Exercise task
Pictures stay out of the copy; set down each line of the listing below exactly.

Dataset rows
◆ ◆ ◆ ◆ ◆

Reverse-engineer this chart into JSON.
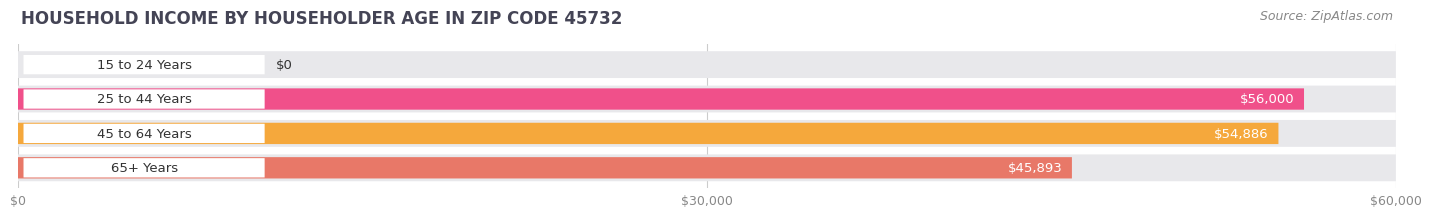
{
  "title": "HOUSEHOLD INCOME BY HOUSEHOLDER AGE IN ZIP CODE 45732",
  "source": "Source: ZipAtlas.com",
  "categories": [
    "15 to 24 Years",
    "25 to 44 Years",
    "45 to 64 Years",
    "65+ Years"
  ],
  "values": [
    0,
    56000,
    54886,
    45893
  ],
  "bar_colors": [
    "#a8aed8",
    "#f0508a",
    "#f5a83c",
    "#e87868"
  ],
  "bar_bg_color": "#e8e8eb",
  "background_color": "#ffffff",
  "xlim": [
    0,
    60000
  ],
  "xticks": [
    0,
    30000,
    60000
  ],
  "xtick_labels": [
    "$0",
    "$30,000",
    "$60,000"
  ],
  "value_labels": [
    "$0",
    "$56,000",
    "$54,886",
    "$45,893"
  ],
  "title_fontsize": 12,
  "source_fontsize": 9,
  "label_fontsize": 9.5,
  "tick_fontsize": 9,
  "title_color": "#444455",
  "source_color": "#888888",
  "label_color": "#333333",
  "tick_color": "#888888",
  "grid_color": "#cccccc"
}
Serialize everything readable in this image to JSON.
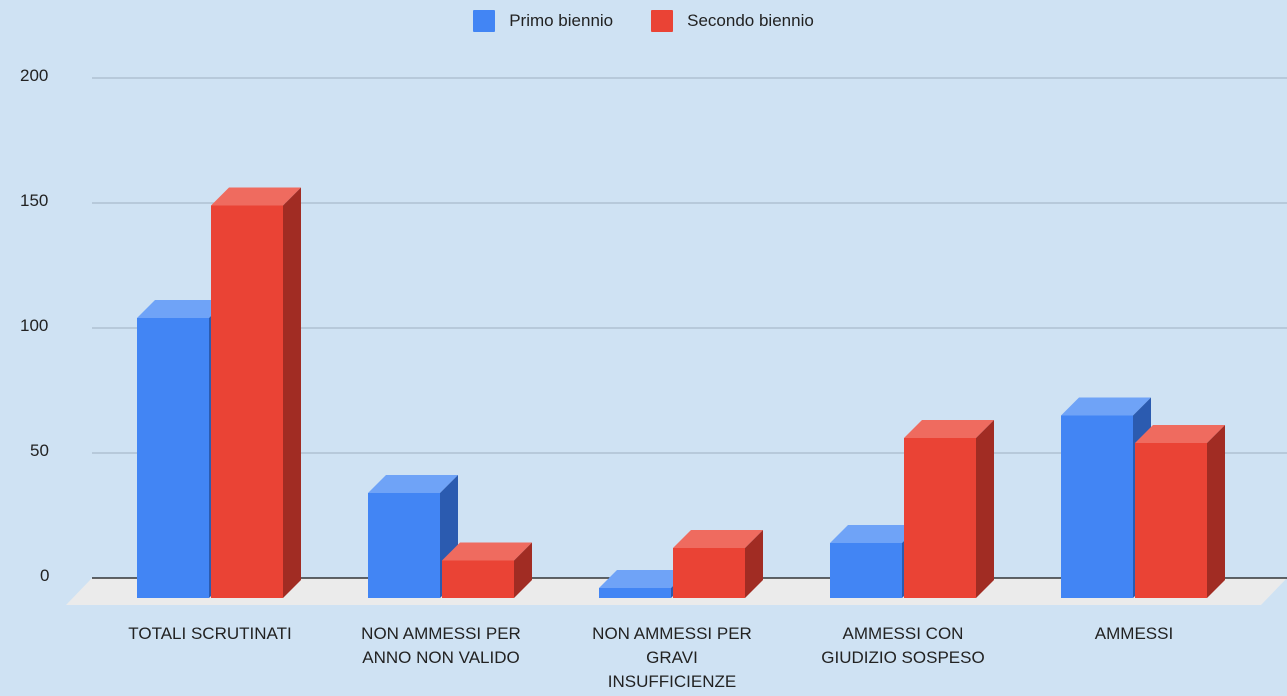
{
  "chart_data": {
    "type": "bar",
    "categories": [
      [
        "TOTALI SCRUTINATI"
      ],
      [
        "NON AMMESSI PER",
        "ANNO NON VALIDO"
      ],
      [
        "NON AMMESSI PER",
        "GRAVI",
        "INSUFFICIENZE"
      ],
      [
        "AMMESSI CON",
        "GIUDIZIO SOSPESO"
      ],
      [
        "AMMESSI"
      ]
    ],
    "series": [
      {
        "name": "Primo biennio",
        "values": [
          104,
          34,
          -4,
          14,
          65
        ],
        "color": "#4285f4",
        "top": "#6fa3f7",
        "side": "#2b5bb0"
      },
      {
        "name": "Secondo biennio",
        "values": [
          149,
          7,
          12,
          56,
          54
        ],
        "color": "#ea4335",
        "top": "#ef6b5f",
        "side": "#a12c23"
      }
    ],
    "yticks": [
      "200",
      "150",
      "100",
      "50",
      "0"
    ],
    "ylim": [
      0,
      200
    ],
    "legend_position": "top",
    "grid": true
  }
}
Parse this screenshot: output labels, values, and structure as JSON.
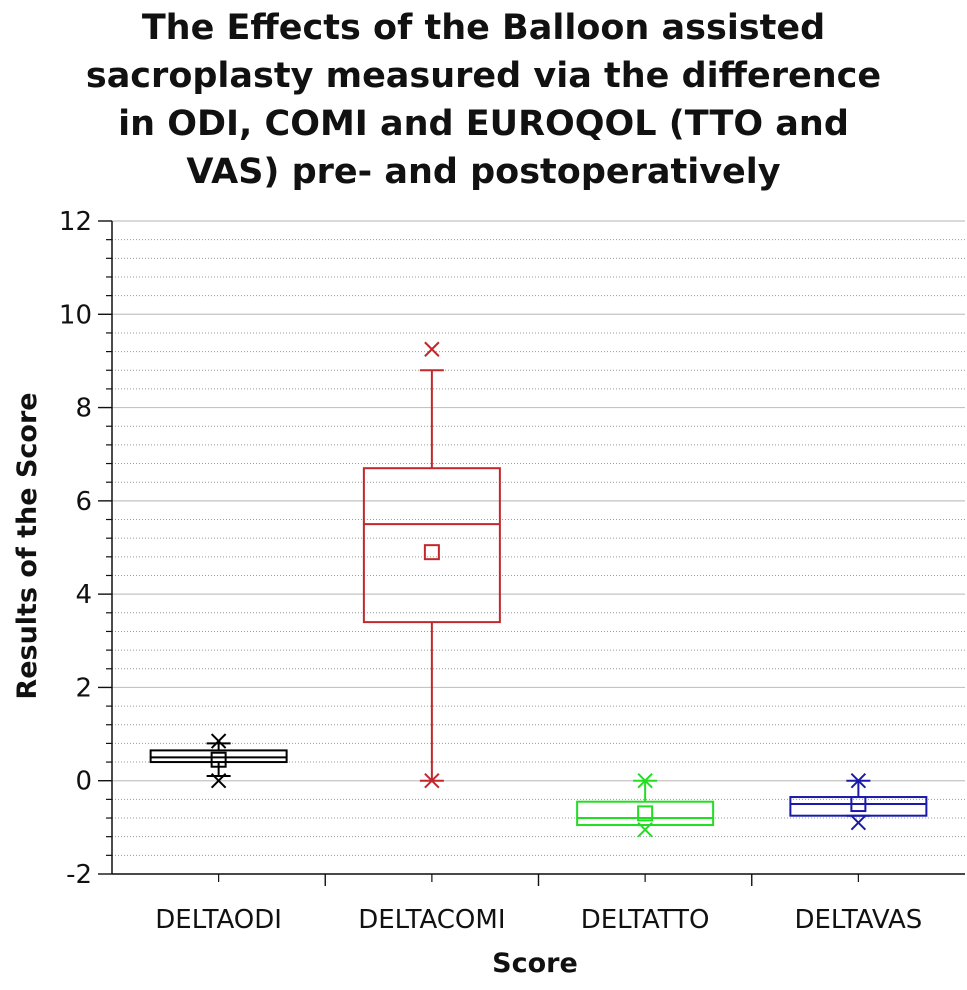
{
  "chart_data": {
    "type": "box",
    "title_lines": [
      "The Effects of the Balloon assisted",
      "sacroplasty measured via the difference",
      "in ODI, COMI and EUROQOL (TTO and",
      "VAS) pre- and postoperatively"
    ],
    "xlabel": "Score",
    "ylabel": "Results of the Score",
    "ylim": [
      -2,
      12
    ],
    "y_major_ticks": [
      -2,
      0,
      2,
      4,
      6,
      8,
      10,
      12
    ],
    "y_minor_step": 0.4,
    "grid": "horizontal-dotted",
    "categories": [
      "DELTAODI",
      "DELTACOMI",
      "DELTATTO",
      "DELTAVAS"
    ],
    "series": [
      {
        "name": "DELTAODI",
        "color": "#000000",
        "whisker_low": 0.1,
        "q1": 0.4,
        "median": 0.5,
        "q3": 0.65,
        "whisker_high": 0.8,
        "mean": 0.45,
        "min_marker": 0.0,
        "max_marker": 0.85
      },
      {
        "name": "DELTACOMI",
        "color": "#c0282d",
        "whisker_low": 0.0,
        "q1": 3.4,
        "median": 5.5,
        "q3": 6.7,
        "whisker_high": 8.8,
        "mean": 4.9,
        "min_marker": 0.0,
        "max_marker": 9.25
      },
      {
        "name": "DELTATTO",
        "color": "#22dd22",
        "whisker_low": -0.95,
        "q1": -0.95,
        "median": -0.8,
        "q3": -0.45,
        "whisker_high": 0.0,
        "mean": -0.7,
        "min_marker": -1.05,
        "max_marker": 0.0
      },
      {
        "name": "DELTAVAS",
        "color": "#1a1aaa",
        "whisker_low": -0.75,
        "q1": -0.75,
        "median": -0.5,
        "q3": -0.35,
        "whisker_high": 0.0,
        "mean": -0.5,
        "min_marker": -0.9,
        "max_marker": 0.0
      }
    ]
  }
}
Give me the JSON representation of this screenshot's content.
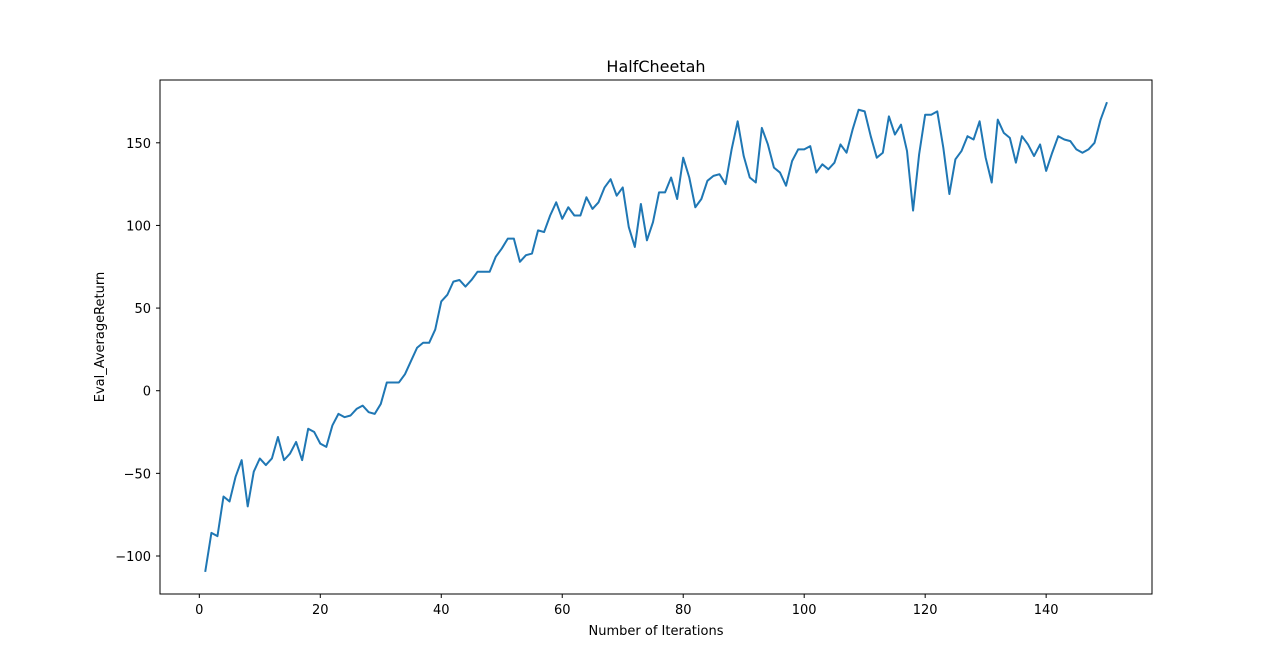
{
  "chart_data": {
    "type": "line",
    "title": "HalfCheetah",
    "xlabel": "Number of Iterations",
    "ylabel": "Eval_AverageReturn",
    "xlim": [
      -6.5,
      157.5
    ],
    "ylim": [
      -123,
      188
    ],
    "xticks": [
      0,
      20,
      40,
      60,
      80,
      100,
      120,
      140
    ],
    "xtick_labels": [
      "0",
      "20",
      "40",
      "60",
      "80",
      "100",
      "120",
      "140"
    ],
    "yticks": [
      -100,
      -50,
      0,
      50,
      100,
      150
    ],
    "ytick_labels": [
      "−100",
      "−50",
      "0",
      "50",
      "100",
      "150"
    ],
    "grid": false,
    "legend": false,
    "line_color": "#1f77b4",
    "series": [
      {
        "x": [
          1,
          2,
          3,
          4,
          5,
          6,
          7,
          8,
          9,
          10,
          11,
          12,
          13,
          14,
          15,
          16,
          17,
          18,
          19,
          20,
          21,
          22,
          23,
          24,
          25,
          26,
          27,
          28,
          29,
          30,
          31,
          32,
          33,
          34,
          35,
          36,
          37,
          38,
          39,
          40,
          41,
          42,
          43,
          44,
          45,
          46,
          47,
          48,
          49,
          50,
          51,
          52,
          53,
          54,
          55,
          56,
          57,
          58,
          59,
          60,
          61,
          62,
          63,
          64,
          65,
          66,
          67,
          68,
          69,
          70,
          71,
          72,
          73,
          74,
          75,
          76,
          77,
          78,
          79,
          80,
          81,
          82,
          83,
          84,
          85,
          86,
          87,
          88,
          89,
          90,
          91,
          92,
          93,
          94,
          95,
          96,
          97,
          98,
          99,
          100,
          101,
          102,
          103,
          104,
          105,
          106,
          107,
          108,
          109,
          110,
          111,
          112,
          113,
          114,
          115,
          116,
          117,
          118,
          119,
          120,
          121,
          122,
          123,
          124,
          125,
          126,
          127,
          128,
          129,
          130,
          131,
          132,
          133,
          134,
          135,
          136,
          137,
          138,
          139,
          140,
          141,
          142,
          143,
          144,
          145,
          146,
          147,
          148,
          149,
          150
        ],
        "y": [
          -109,
          -86,
          -88,
          -64,
          -67,
          -52,
          -42,
          -70,
          -49,
          -41,
          -45,
          -41,
          -28,
          -42,
          -38,
          -31,
          -42,
          -23,
          -25,
          -32,
          -34,
          -21,
          -14,
          -16,
          -15,
          -11,
          -9,
          -13,
          -14,
          -8,
          5,
          5,
          5,
          10,
          18,
          26,
          29,
          29,
          37,
          54,
          58,
          66,
          67,
          63,
          67,
          72,
          72,
          72,
          81,
          86,
          92,
          92,
          78,
          82,
          83,
          97,
          96,
          106,
          114,
          104,
          111,
          106,
          106,
          117,
          110,
          114,
          123,
          128,
          118,
          123,
          99,
          87,
          113,
          91,
          102,
          120,
          120,
          129,
          116,
          141,
          129,
          111,
          116,
          127,
          130,
          131,
          125,
          146,
          163,
          142,
          129,
          126,
          159,
          149,
          135,
          132,
          124,
          139,
          146,
          146,
          148,
          132,
          137,
          134,
          138,
          149,
          144,
          158,
          170,
          169,
          154,
          141,
          144,
          166,
          155,
          161,
          145,
          109,
          143,
          167,
          167,
          169,
          147,
          119,
          140,
          145,
          154,
          152,
          163,
          141,
          126,
          164,
          156,
          153,
          138,
          154,
          149,
          142,
          149,
          133,
          144,
          154,
          152,
          151,
          146,
          144,
          146,
          150,
          164,
          174
        ]
      }
    ]
  }
}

◆ ◆ ◆ ◆ ◆

Worked solution
Reverse-engineer this chart into JSON.
{
  "title": "HOUSEHOLD INCOME BY HOUSEHOLDER AGE IN ZIP CODE 45732",
  "source": "Source: ZipAtlas.com",
  "categories": [
    "15 to 24 Years",
    "25 to 44 Years",
    "45 to 64 Years",
    "65+ Years"
  ],
  "values": [
    0,
    56000,
    54886,
    45893
  ],
  "bar_colors": [
    "#a8aed8",
    "#f0508a",
    "#f5a83c",
    "#e87868"
  ],
  "bar_bg_color": "#e8e8eb",
  "background_color": "#ffffff",
  "xlim": [
    0,
    60000
  ],
  "xticks": [
    0,
    30000,
    60000
  ],
  "xtick_labels": [
    "$0",
    "$30,000",
    "$60,000"
  ],
  "value_labels": [
    "$0",
    "$56,000",
    "$54,886",
    "$45,893"
  ],
  "title_fontsize": 12,
  "source_fontsize": 9,
  "label_fontsize": 9.5,
  "tick_fontsize": 9,
  "title_color": "#444455",
  "source_color": "#888888",
  "label_color": "#333333",
  "tick_color": "#888888",
  "grid_color": "#cccccc"
}
Serialize everything readable in this image to JSON.
{
  "chart_data": {
    "type": "bar",
    "categories": [
      [
        "TOTALI SCRUTINATI"
      ],
      [
        "NON AMMESSI PER",
        "ANNO NON VALIDO"
      ],
      [
        "NON AMMESSI PER",
        "GRAVI",
        "INSUFFICIENZE"
      ],
      [
        "AMMESSI CON",
        "GIUDIZIO SOSPESO"
      ],
      [
        "AMMESSI"
      ]
    ],
    "series": [
      {
        "name": "Primo biennio",
        "values": [
          104,
          34,
          -4,
          14,
          65
        ],
        "color": "#4285f4",
        "top": "#6fa3f7",
        "side": "#2b5bb0"
      },
      {
        "name": "Secondo biennio",
        "values": [
          149,
          7,
          12,
          56,
          54
        ],
        "color": "#ea4335",
        "top": "#ef6b5f",
        "side": "#a12c23"
      }
    ],
    "yticks": [
      "200",
      "150",
      "100",
      "50",
      "0"
    ],
    "ylim": [
      0,
      200
    ],
    "legend_position": "top",
    "grid": true
  }
}
Parse this screenshot: output labels, values, and structure as JSON.
{
  "chart_data": {
    "type": "box",
    "title_lines": [
      "The Effects of the Balloon assisted",
      "sacroplasty measured via the difference",
      "in ODI, COMI and EUROQOL (TTO and",
      "VAS) pre- and postoperatively"
    ],
    "xlabel": "Score",
    "ylabel": "Results of the Score",
    "ylim": [
      -2,
      12
    ],
    "y_major_ticks": [
      -2,
      0,
      2,
      4,
      6,
      8,
      10,
      12
    ],
    "y_minor_step": 0.4,
    "grid": "horizontal-dotted",
    "categories": [
      "DELTAODI",
      "DELTACOMI",
      "DELTATTO",
      "DELTAVAS"
    ],
    "series": [
      {
        "name": "DELTAODI",
        "color": "#000000",
        "whisker_low": 0.1,
        "q1": 0.4,
        "median": 0.5,
        "q3": 0.65,
        "whisker_high": 0.8,
        "mean": 0.45,
        "min_marker": 0.0,
        "max_marker": 0.85
      },
      {
        "name": "DELTACOMI",
        "color": "#c0282d",
        "whisker_low": 0.0,
        "q1": 3.4,
        "median": 5.5,
        "q3": 6.7,
        "whisker_high": 8.8,
        "mean": 4.9,
        "min_marker": 0.0,
        "max_marker": 9.25
      },
      {
        "name": "DELTATTO",
        "color": "#22dd22",
        "whisker_low": -0.95,
        "q1": -0.95,
        "median": -0.8,
        "q3": -0.45,
        "whisker_high": 0.0,
        "mean": -0.7,
        "min_marker": -1.05,
        "max_marker": 0.0
      },
      {
        "name": "DELTAVAS",
        "color": "#1a1aaa",
        "whisker_low": -0.75,
        "q1": -0.75,
        "median": -0.5,
        "q3": -0.35,
        "whisker_high": 0.0,
        "mean": -0.5,
        "min_marker": -0.9,
        "max_marker": 0.0
      }
    ]
  }
}
Give me the JSON representation of this screenshot's content.
{
  "chart_data": {
    "type": "line",
    "title": "HalfCheetah",
    "xlabel": "Number of Iterations",
    "ylabel": "Eval_AverageReturn",
    "xlim": [
      -6.5,
      157.5
    ],
    "ylim": [
      -123,
      188
    ],
    "xticks": [
      0,
      20,
      40,
      60,
      80,
      100,
      120,
      140
    ],
    "xtick_labels": [
      "0",
      "20",
      "40",
      "60",
      "80",
      "100",
      "120",
      "140"
    ],
    "yticks": [
      -100,
      -50,
      0,
      50,
      100,
      150
    ],
    "ytick_labels": [
      "−100",
      "−50",
      "0",
      "50",
      "100",
      "150"
    ],
    "grid": false,
    "legend": false,
    "line_color": "#1f77b4",
    "series": [
      {
        "x": [
          1,
          2,
          3,
          4,
          5,
          6,
          7,
          8,
          9,
          10,
          11,
          12,
          13,
          14,
          15,
          16,
          17,
          18,
          19,
          20,
          21,
          22,
          23,
          24,
          25,
          26,
          27,
          28,
          29,
          30,
          31,
          32,
          33,
          34,
          35,
          36,
          37,
          38,
          39,
          40,
          41,
          42,
          43,
          44,
          45,
          46,
          47,
          48,
          49,
          50,
          51,
          52,
          53,
          54,
          55,
          56,
          57,
          58,
          59,
          60,
          61,
          62,
          63,
          64,
          65,
          66,
          67,
          68,
          69,
          70,
          71,
          72,
          73,
          74,
          75,
          76,
          77,
          78,
          79,
          80,
          81,
          82,
          83,
          84,
          85,
          86,
          87,
          88,
          89,
          90,
          91,
          92,
          93,
          94,
          95,
          96,
          97,
          98,
          99,
          100,
          101,
          102,
          103,
          104,
          105,
          106,
          107,
          108,
          109,
          110,
          111,
          112,
          113,
          114,
          115,
          116,
          117,
          118,
          119,
          120,
          121,
          122,
          123,
          124,
          125,
          126,
          127,
          128,
          129,
          130,
          131,
          132,
          133,
          134,
          135,
          136,
          137,
          138,
          139,
          140,
          141,
          142,
          143,
          144,
          145,
          146,
          147,
          148,
          149,
          150
        ],
        "y": [
          -109,
          -86,
          -88,
          -64,
          -67,
          -52,
          -42,
          -70,
          -49,
          -41,
          -45,
          -41,
          -28,
          -42,
          -38,
          -31,
          -42,
          -23,
          -25,
          -32,
          -34,
          -21,
          -14,
          -16,
          -15,
          -11,
          -9,
          -13,
          -14,
          -8,
          5,
          5,
          5,
          10,
          18,
          26,
          29,
          29,
          37,
          54,
          58,
          66,
          67,
          63,
          67,
          72,
          72,
          72,
          81,
          86,
          92,
          92,
          78,
          82,
          83,
          97,
          96,
          106,
          114,
          104,
          111,
          106,
          106,
          117,
          110,
          114,
          123,
          128,
          118,
          123,
          99,
          87,
          113,
          91,
          102,
          120,
          120,
          129,
          116,
          141,
          129,
          111,
          116,
          127,
          130,
          131,
          125,
          146,
          163,
          142,
          129,
          126,
          159,
          149,
          135,
          132,
          124,
          139,
          146,
          146,
          148,
          132,
          137,
          134,
          138,
          149,
          144,
          158,
          170,
          169,
          154,
          141,
          144,
          166,
          155,
          161,
          145,
          109,
          143,
          167,
          167,
          169,
          147,
          119,
          140,
          145,
          154,
          152,
          163,
          141,
          126,
          164,
          156,
          153,
          138,
          154,
          149,
          142,
          149,
          133,
          144,
          154,
          152,
          151,
          146,
          144,
          146,
          150,
          164,
          174
        ]
      }
    ]
  }
}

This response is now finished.